The records below should be written out again, exactly.

### AVAILABLE RECORDS ###

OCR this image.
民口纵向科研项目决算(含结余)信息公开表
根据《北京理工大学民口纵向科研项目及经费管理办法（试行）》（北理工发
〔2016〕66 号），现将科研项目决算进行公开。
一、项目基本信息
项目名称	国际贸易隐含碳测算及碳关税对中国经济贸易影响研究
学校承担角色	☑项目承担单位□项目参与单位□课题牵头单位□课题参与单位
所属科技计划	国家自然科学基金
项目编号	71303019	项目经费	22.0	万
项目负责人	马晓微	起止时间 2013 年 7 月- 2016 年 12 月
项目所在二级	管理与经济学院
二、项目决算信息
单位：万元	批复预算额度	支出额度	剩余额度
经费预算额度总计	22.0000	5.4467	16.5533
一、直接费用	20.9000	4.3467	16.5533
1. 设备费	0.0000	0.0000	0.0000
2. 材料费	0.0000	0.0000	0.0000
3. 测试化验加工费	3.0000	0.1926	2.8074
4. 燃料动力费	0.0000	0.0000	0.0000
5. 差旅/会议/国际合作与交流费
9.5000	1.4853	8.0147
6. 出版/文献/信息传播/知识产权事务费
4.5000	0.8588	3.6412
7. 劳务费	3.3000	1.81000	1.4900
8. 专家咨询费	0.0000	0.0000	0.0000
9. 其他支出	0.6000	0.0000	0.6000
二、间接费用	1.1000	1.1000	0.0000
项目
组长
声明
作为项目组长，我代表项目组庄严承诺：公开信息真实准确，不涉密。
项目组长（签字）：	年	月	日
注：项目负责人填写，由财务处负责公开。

###

TASK OUTPUT:
OCR this image.
民口纵向科研项目决算(含结余)信息公开表
根据《北京理工大学民口纵向科研项目及经费管理办法（试行）》（北理工发
〔2016〕66 号），现将科研项目决算进行公开。
一、项目基本信息
项目名称	国际贸易隐含碳测算及碳关税对中国经济贸易影响研究
学校承担角色	☑项目承担单位□项目参与单位□课题牵头单位□课题参与单位
所属科技计划	国家自然科学基金
项目编号	71303019	项目经费	22.0	万
项目负责人	马晓微	起止时间 2013 年 7 月- 2016 年 12 月
项目所在二级	管理与经济学院
二、项目决算信息
单位：万元	批复预算额度	支出额度	剩余额度
经费预算额度总计	22.0000	5.4467	16.5533
一、直接费用	20.9000	4.3467	16.5533
1. 设备费	0.0000	0.0000	0.0000
2. 材料费	0.0000	0.0000	0.0000
3. 测试化验加工费	3.0000	0.1926	2.8074
4. 燃料动力费	0.0000	0.0000	0.0000
5. 差旅/会议/国际合作与交流费
9.5000	1.4853	8.0147
6. 出版/文献/信息传播/知识产权事务费
4.5000	0.8588	3.6412
7. 劳务费	3.3000	1.81000	1.4900
8. 专家咨询费	0.0000	0.0000	0.0000
9. 其他支出	0.6000	0.0000	0.6000
二、间接费用	1.1000	1.1000	0.0000
项目
组长
声明
作为项目组长，我代表项目组庄严承诺：公开信息真实准确，不涉密。
项目组长（签字）：	年	月	日
注：项目负责人填写，由财务处负责公开。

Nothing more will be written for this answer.